((

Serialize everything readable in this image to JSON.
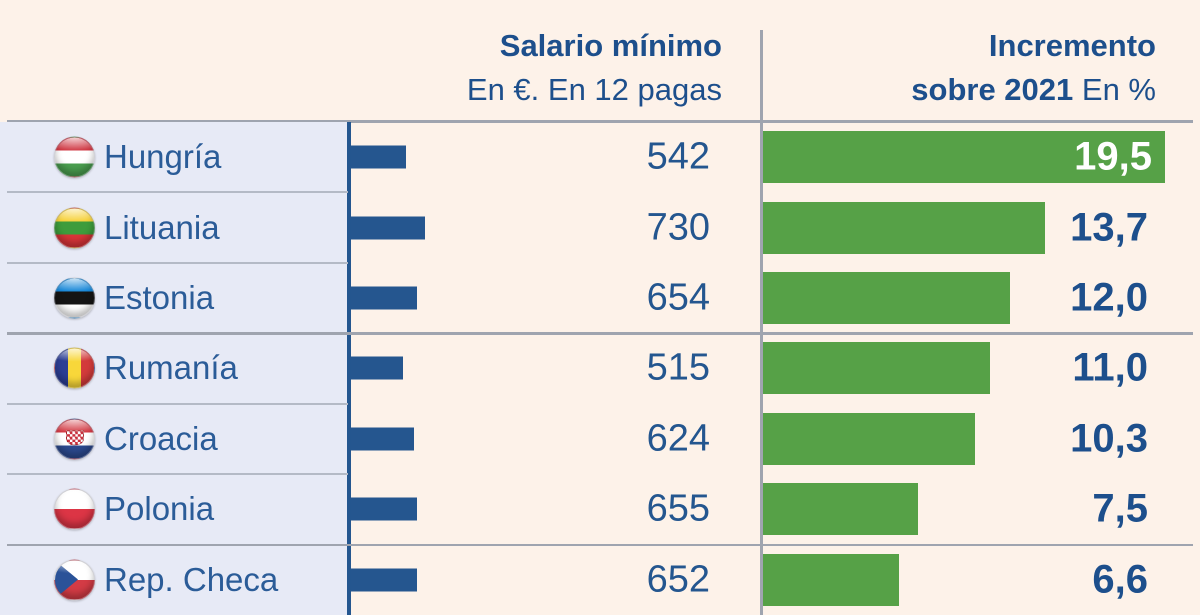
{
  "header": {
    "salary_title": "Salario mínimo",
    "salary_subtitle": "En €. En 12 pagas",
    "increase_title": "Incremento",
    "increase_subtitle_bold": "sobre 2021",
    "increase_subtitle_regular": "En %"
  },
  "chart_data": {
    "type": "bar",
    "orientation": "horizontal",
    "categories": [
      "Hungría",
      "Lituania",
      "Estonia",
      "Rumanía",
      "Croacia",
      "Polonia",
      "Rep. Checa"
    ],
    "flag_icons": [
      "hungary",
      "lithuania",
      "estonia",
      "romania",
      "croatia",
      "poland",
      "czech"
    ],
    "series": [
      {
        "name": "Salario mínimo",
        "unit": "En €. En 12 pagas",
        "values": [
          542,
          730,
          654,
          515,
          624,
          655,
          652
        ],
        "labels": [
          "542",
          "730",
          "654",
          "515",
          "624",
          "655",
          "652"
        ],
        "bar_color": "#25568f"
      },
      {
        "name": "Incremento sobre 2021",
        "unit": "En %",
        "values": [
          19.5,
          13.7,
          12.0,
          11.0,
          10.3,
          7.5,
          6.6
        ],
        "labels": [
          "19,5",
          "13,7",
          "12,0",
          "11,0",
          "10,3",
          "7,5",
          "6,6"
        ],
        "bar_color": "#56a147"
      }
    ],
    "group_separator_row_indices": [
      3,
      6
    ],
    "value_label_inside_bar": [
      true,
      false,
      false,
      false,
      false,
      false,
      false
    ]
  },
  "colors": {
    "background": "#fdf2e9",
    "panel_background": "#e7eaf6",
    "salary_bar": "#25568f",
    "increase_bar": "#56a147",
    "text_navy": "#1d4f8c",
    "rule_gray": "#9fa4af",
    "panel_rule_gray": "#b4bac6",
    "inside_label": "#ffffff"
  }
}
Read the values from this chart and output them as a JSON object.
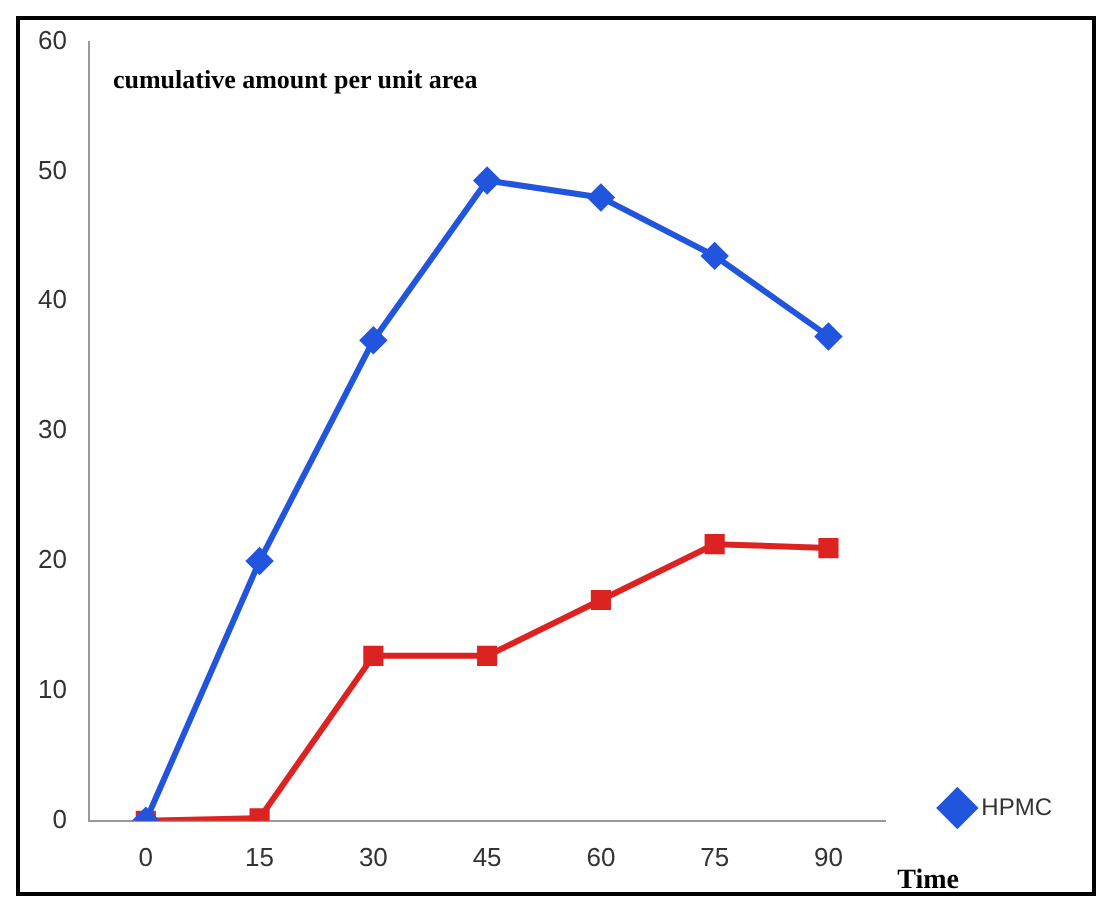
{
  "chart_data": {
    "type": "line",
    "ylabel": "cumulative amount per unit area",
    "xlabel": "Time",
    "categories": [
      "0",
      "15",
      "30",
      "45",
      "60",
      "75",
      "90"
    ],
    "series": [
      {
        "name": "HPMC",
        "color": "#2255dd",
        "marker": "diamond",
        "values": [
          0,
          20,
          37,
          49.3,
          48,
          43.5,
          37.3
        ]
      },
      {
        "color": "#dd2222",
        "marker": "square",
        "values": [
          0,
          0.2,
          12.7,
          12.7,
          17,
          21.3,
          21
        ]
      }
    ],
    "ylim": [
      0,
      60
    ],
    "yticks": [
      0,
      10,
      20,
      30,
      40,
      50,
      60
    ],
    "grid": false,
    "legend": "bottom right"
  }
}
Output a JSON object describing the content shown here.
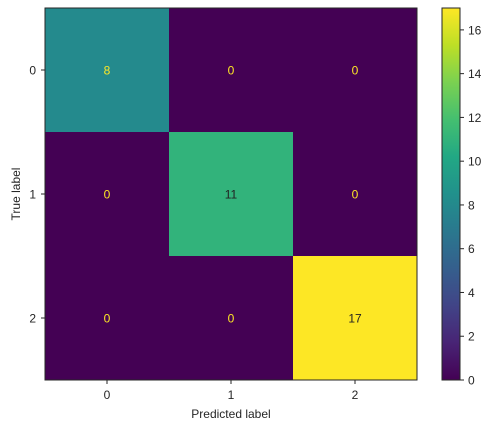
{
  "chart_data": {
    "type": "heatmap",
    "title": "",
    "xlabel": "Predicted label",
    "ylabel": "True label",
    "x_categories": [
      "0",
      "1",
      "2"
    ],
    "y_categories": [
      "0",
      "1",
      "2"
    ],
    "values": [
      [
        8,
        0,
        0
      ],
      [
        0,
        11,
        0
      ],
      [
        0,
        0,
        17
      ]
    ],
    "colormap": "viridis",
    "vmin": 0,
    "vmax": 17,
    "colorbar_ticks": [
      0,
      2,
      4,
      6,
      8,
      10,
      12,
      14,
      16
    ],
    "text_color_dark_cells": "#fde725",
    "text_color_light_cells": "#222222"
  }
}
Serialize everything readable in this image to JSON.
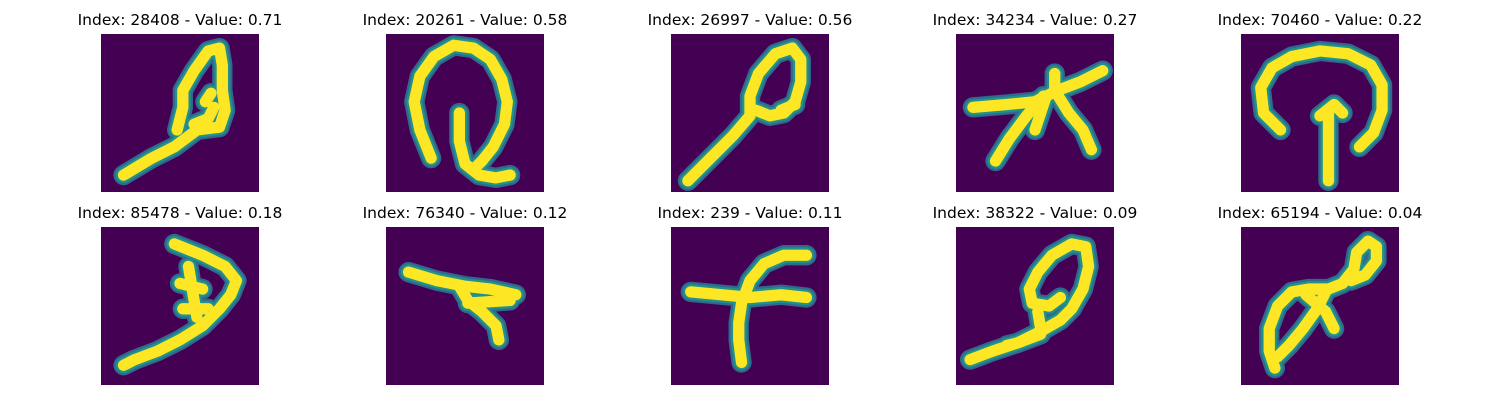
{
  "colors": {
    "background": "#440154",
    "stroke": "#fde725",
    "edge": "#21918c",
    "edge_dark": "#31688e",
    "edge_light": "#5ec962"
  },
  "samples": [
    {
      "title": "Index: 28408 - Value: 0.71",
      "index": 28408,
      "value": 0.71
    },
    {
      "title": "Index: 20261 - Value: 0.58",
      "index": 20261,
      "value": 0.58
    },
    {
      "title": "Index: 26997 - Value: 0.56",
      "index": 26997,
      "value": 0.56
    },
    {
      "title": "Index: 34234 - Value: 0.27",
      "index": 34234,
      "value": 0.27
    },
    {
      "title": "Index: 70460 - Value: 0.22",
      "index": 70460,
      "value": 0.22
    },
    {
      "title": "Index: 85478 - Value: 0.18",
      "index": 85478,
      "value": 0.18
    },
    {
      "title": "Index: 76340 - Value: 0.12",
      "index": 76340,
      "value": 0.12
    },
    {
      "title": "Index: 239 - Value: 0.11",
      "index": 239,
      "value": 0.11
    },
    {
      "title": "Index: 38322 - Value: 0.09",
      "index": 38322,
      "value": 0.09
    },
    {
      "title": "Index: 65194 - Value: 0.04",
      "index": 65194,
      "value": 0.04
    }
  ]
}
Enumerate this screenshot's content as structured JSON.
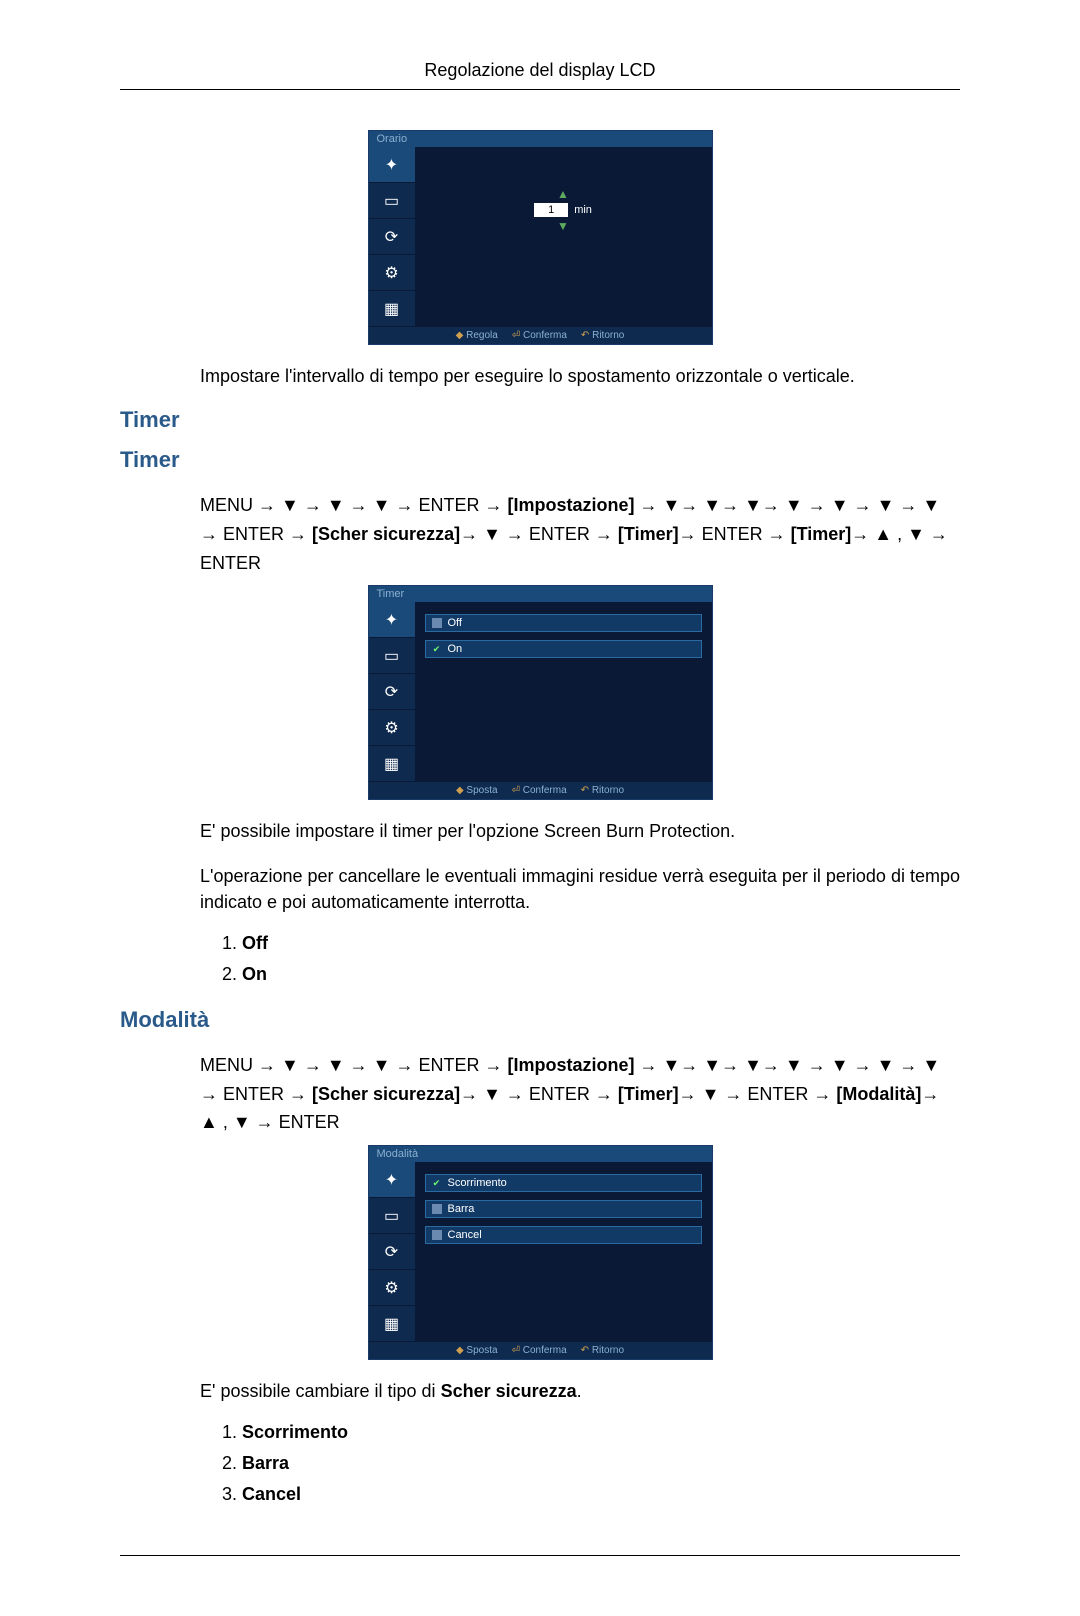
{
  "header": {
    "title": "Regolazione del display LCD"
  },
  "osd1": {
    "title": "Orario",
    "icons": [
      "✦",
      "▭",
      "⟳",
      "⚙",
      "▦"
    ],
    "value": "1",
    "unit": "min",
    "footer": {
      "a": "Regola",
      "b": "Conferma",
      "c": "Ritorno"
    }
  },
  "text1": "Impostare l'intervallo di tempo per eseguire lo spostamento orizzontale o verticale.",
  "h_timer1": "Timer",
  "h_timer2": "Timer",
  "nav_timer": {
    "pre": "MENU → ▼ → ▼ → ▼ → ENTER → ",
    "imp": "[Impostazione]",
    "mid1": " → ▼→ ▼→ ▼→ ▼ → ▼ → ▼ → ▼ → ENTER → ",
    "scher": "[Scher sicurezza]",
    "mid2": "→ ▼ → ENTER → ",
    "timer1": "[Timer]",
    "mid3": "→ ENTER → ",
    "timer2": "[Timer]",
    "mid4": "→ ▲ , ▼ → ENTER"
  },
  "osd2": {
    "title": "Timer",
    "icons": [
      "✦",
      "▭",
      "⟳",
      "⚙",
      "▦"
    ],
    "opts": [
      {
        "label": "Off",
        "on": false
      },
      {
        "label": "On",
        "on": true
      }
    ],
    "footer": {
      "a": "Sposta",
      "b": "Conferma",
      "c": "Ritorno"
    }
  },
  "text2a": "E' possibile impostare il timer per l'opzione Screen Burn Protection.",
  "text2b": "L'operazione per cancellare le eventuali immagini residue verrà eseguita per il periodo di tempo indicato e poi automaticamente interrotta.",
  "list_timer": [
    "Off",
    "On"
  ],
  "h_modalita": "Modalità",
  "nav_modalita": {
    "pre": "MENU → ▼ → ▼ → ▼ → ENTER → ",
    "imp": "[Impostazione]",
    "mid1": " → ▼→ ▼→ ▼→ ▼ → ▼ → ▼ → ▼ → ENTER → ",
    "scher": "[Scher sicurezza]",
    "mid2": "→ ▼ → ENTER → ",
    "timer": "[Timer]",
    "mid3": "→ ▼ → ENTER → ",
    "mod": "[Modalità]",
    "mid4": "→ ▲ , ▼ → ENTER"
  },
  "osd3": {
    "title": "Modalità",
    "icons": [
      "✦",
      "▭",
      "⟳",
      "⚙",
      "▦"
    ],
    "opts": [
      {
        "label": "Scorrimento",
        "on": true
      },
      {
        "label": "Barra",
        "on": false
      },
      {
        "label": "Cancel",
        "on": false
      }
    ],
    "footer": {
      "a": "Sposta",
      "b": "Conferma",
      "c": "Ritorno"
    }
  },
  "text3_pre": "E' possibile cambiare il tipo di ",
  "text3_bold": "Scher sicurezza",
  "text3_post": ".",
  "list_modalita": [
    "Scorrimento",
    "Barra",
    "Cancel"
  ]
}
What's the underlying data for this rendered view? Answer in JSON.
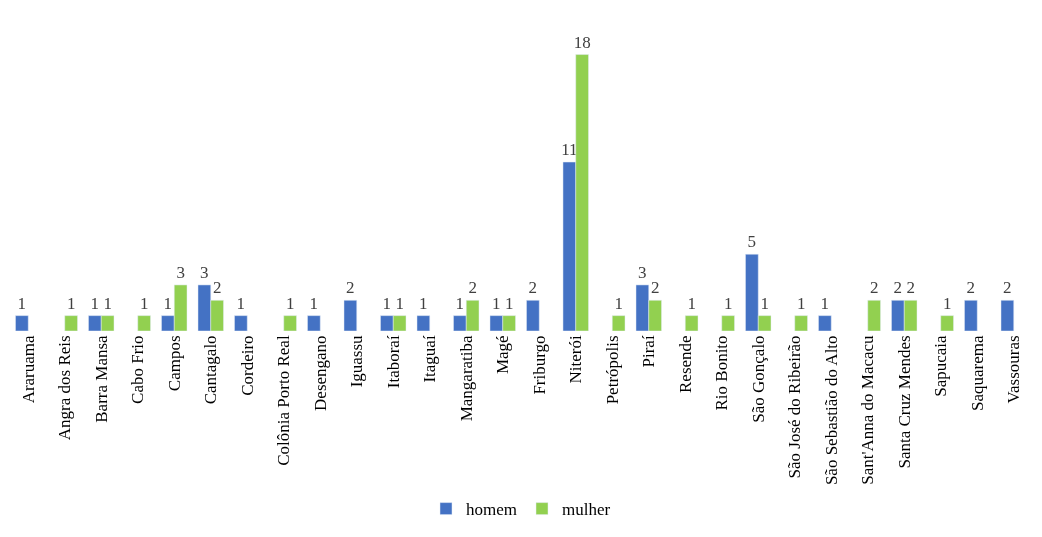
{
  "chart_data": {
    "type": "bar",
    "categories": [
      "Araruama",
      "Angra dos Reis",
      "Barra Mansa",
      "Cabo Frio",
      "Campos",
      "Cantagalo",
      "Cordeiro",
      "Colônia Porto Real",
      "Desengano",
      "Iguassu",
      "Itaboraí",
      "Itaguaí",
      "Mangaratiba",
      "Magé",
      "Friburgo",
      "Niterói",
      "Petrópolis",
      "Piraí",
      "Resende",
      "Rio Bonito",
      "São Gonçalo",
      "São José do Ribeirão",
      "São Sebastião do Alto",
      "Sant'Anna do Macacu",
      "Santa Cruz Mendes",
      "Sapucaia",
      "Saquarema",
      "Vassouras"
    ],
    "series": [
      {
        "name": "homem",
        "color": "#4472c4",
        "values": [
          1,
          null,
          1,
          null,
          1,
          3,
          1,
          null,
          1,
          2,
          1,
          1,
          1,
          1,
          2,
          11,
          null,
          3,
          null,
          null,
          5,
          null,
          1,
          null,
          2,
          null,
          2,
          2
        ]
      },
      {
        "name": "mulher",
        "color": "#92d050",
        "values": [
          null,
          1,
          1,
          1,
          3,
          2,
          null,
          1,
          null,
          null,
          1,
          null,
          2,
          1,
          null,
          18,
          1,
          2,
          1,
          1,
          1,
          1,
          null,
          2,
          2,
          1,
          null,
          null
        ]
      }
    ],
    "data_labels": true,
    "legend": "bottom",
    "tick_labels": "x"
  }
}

))

● Stated task: Identify and copy all lines with the word "type".

● Correct result:
    "type": "bar",
    "type": "line",
    "type": "heatmap",
    "type": "bar",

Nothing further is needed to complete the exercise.